Aim = Leave out the pictures and transcribe the rest of the records exactly.

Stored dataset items
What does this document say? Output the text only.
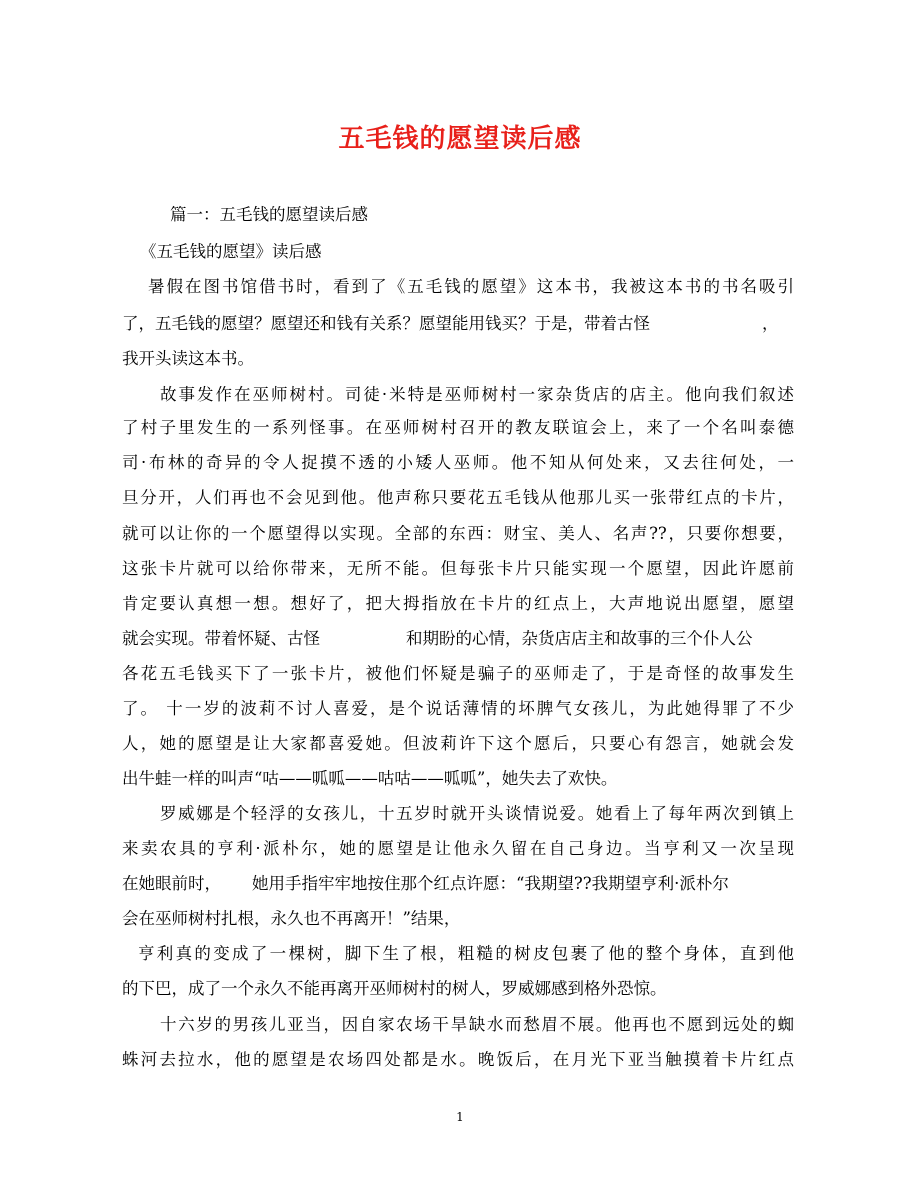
五毛钱的愿望读后感
篇一：五毛钱的愿望读后感
《五毛钱的愿望》读后感
暑假在图书馆借书时，看到了《五毛钱的愿望》这本书，我被这本书的书名吸引
了，五毛钱的愿望？愿望还和钱有关系？愿望能用钱买？于是，带着古怪	，
我开头读这本书。
故事发作在巫师树村。司徒·米特是巫师树村一家杂货店的店主。他向我们叙述
了村子里发生的一系列怪事。在巫师树村召开的教友联谊会上，来了一个名叫泰德
司·布林的奇异的令人捉摸不透的小矮人巫师。他不知从何处来，又去往何处，一
旦分开，人们再也不会见到他。他声称只要花五毛钱从他那儿买一张带红点的卡片，
就可以让你的一个愿望得以实现。全部的东西：财宝、美人、名声??，只要你想要，
这张卡片就可以给你带来，无所不能。但每张卡片只能实现一个愿望，因此许愿前
肯定要认真想一想。想好了，把大拇指放在卡片的红点上，大声地说出愿望，愿望
就会实现。带着怀疑、古怪	和期盼的心情，杂货店店主和故事的三个仆人公
各花五毛钱买下了一张卡片，被他们怀疑是骗子的巫师走了，于是奇怪的故事发生
了。 十一岁的波莉不讨人喜爱，是个说话薄情的坏脾气女孩儿，为此她得罪了不少
人，她的愿望是让大家都喜爱她。但波莉许下这个愿后，只要心有怨言，她就会发
出牛蛙一样的叫声“咕——呱呱——咕咕——呱呱”，她失去了欢快。
罗威娜是个轻浮的女孩儿，十五岁时就开头谈情说爱。她看上了每年两次到镇上
来卖农具的亨利·派朴尔，她的愿望是让他永久留在自己身边。当亨利又一次呈现
在她眼前时， 她用手指牢牢地按住那个红点许愿：“我期望??我期望亨利·派朴尔
会在巫师树村扎根，永久也不再离开！”结果，
亨利真的变成了一棵树，脚下生了根，粗糙的树皮包裹了他的整个身体，直到他
的下巴，成了一个永久不能再离开巫师树村的树人，罗威娜感到格外恐惊。
十六岁的男孩儿亚当，因自家农场干旱缺水而愁眉不展。他再也不愿到远处的蜘
蛛河去拉水，他的愿望是农场四处都是水。晚饭后，在月光下亚当触摸着卡片红点
1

Solved exercise =
What does this document say? Output the text only.
五毛钱的愿望读后感
篇一：五毛钱的愿望读后感
《五毛钱的愿望》读后感
暑假在图书馆借书时，看到了《五毛钱的愿望》这本书，我被这本书的书名吸引
了，五毛钱的愿望？愿望还和钱有关系？愿望能用钱买？于是，带着古怪	，
我开头读这本书。
故事发作在巫师树村。司徒·米特是巫师树村一家杂货店的店主。他向我们叙述
了村子里发生的一系列怪事。在巫师树村召开的教友联谊会上，来了一个名叫泰德
司·布林的奇异的令人捉摸不透的小矮人巫师。他不知从何处来，又去往何处，一
旦分开，人们再也不会见到他。他声称只要花五毛钱从他那儿买一张带红点的卡片，
就可以让你的一个愿望得以实现。全部的东西：财宝、美人、名声??，只要你想要，
这张卡片就可以给你带来，无所不能。但每张卡片只能实现一个愿望，因此许愿前
肯定要认真想一想。想好了，把大拇指放在卡片的红点上，大声地说出愿望，愿望
就会实现。带着怀疑、古怪	和期盼的心情，杂货店店主和故事的三个仆人公
各花五毛钱买下了一张卡片，被他们怀疑是骗子的巫师走了，于是奇怪的故事发生
了。 十一岁的波莉不讨人喜爱，是个说话薄情的坏脾气女孩儿，为此她得罪了不少
人，她的愿望是让大家都喜爱她。但波莉许下这个愿后，只要心有怨言，她就会发
出牛蛙一样的叫声“咕——呱呱——咕咕——呱呱”，她失去了欢快。
罗威娜是个轻浮的女孩儿，十五岁时就开头谈情说爱。她看上了每年两次到镇上
来卖农具的亨利·派朴尔，她的愿望是让他永久留在自己身边。当亨利又一次呈现
在她眼前时， 她用手指牢牢地按住那个红点许愿：“我期望??我期望亨利·派朴尔
会在巫师树村扎根，永久也不再离开！”结果，
亨利真的变成了一棵树，脚下生了根，粗糙的树皮包裹了他的整个身体，直到他
的下巴，成了一个永久不能再离开巫师树村的树人，罗威娜感到格外恐惊。
十六岁的男孩儿亚当，因自家农场干旱缺水而愁眉不展。他再也不愿到远处的蜘
蛛河去拉水，他的愿望是农场四处都是水。晚饭后，在月光下亚当触摸着卡片红点
1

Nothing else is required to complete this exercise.